Task to complete
An exact copy of the records is required, minus the pictures they hold.
---------- Exercise data ----------
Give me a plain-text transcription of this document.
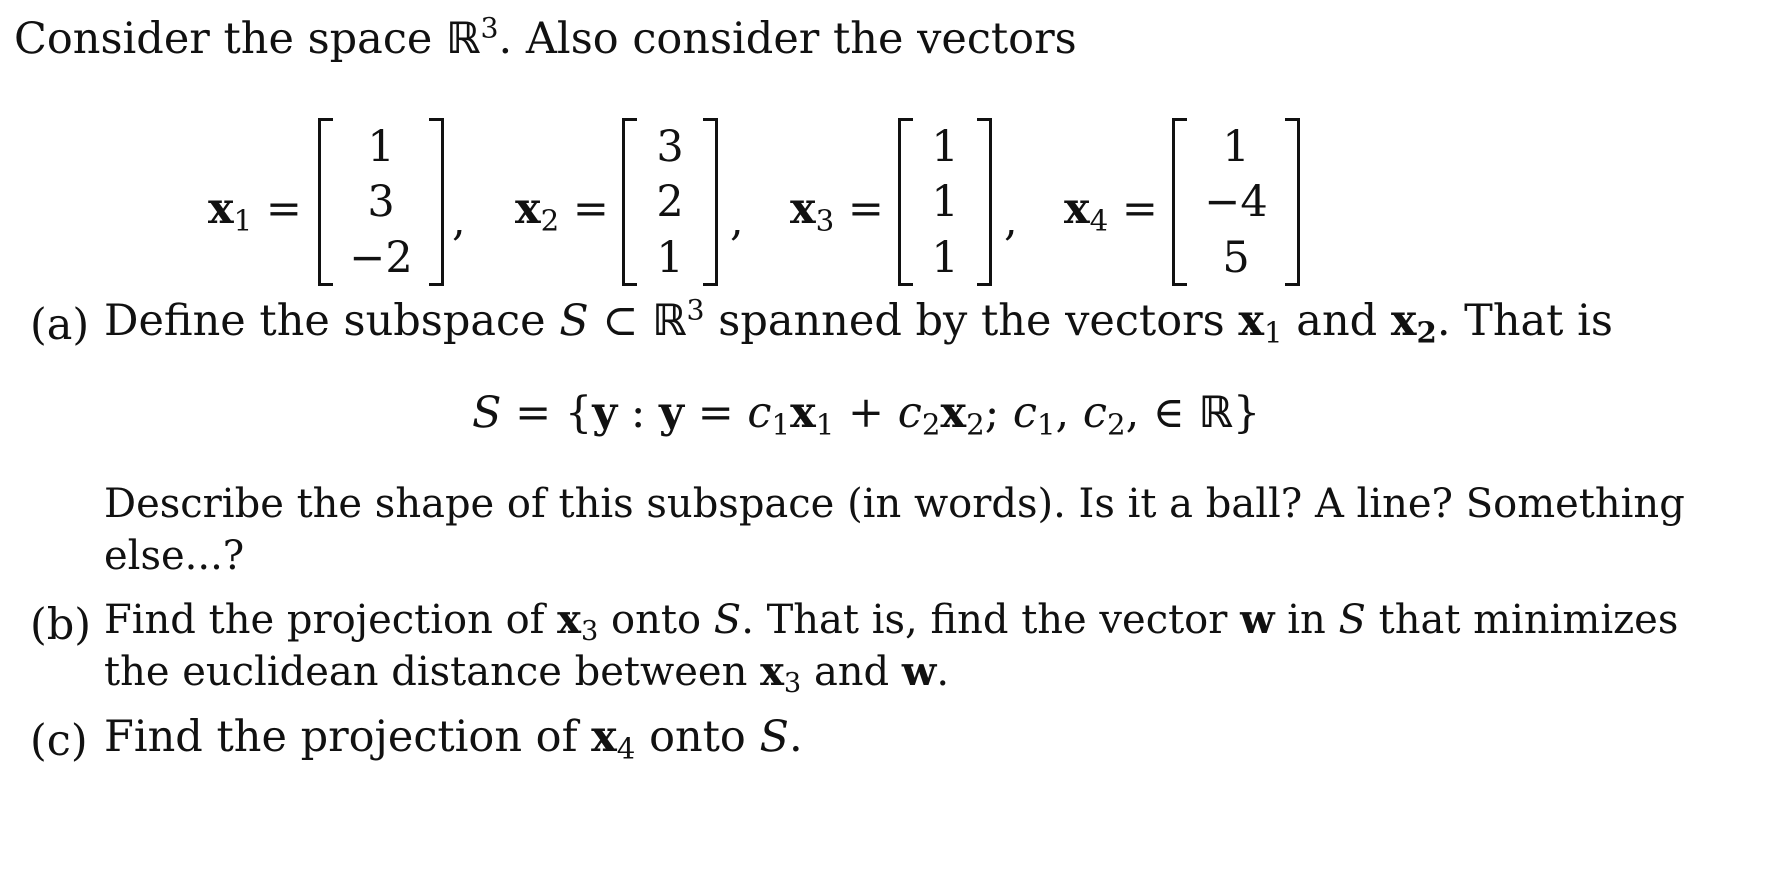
Consider the space ℝ$^3$. Also consider the vectors
$x_1$ =
1
3
−2
, $x_2$ =
3
2
1
, $x_3$ =
1
1
1
, $x_4$ =
1
−4
5
(a) Define the subspace S ⊂ ℝ$^3$ spanned by the vectors $x_1$ and $x_2$. That is
S = {y : $y = c_1x_1 + c_2x_2$; $c_1$, $c_2$, ∈ ℝ}
Describe the shape of this subspace (in words). Is it a ball? A line? Something
else...?
(b) Find the projection of $x_3$ onto S. That is, find the vector w in S that minimizes
the euclidean distance between $x_3$ and w.
(c) Find the projection of $x_4$ onto S.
----------
Task answer
Give me a plain-text transcription of this document.
Consider the space ℝ$^3$. Also consider the vectors
$x_1$ =
1
3
−2
, $x_2$ =
3
2
1
, $x_3$ =
1
1
1
, $x_4$ =
1
−4
5
(a) Define the subspace S ⊂ ℝ$^3$ spanned by the vectors $x_1$ and $x_2$. That is
S = {y : $y = c_1x_1 + c_2x_2$; $c_1$, $c_2$, ∈ ℝ}
Describe the shape of this subspace (in words). Is it a ball? A line? Something
else...?
(b) Find the projection of $x_3$ onto S. That is, find the vector w in S that minimizes
the euclidean distance between $x_3$ and w.
(c) Find the projection of $x_4$ onto S.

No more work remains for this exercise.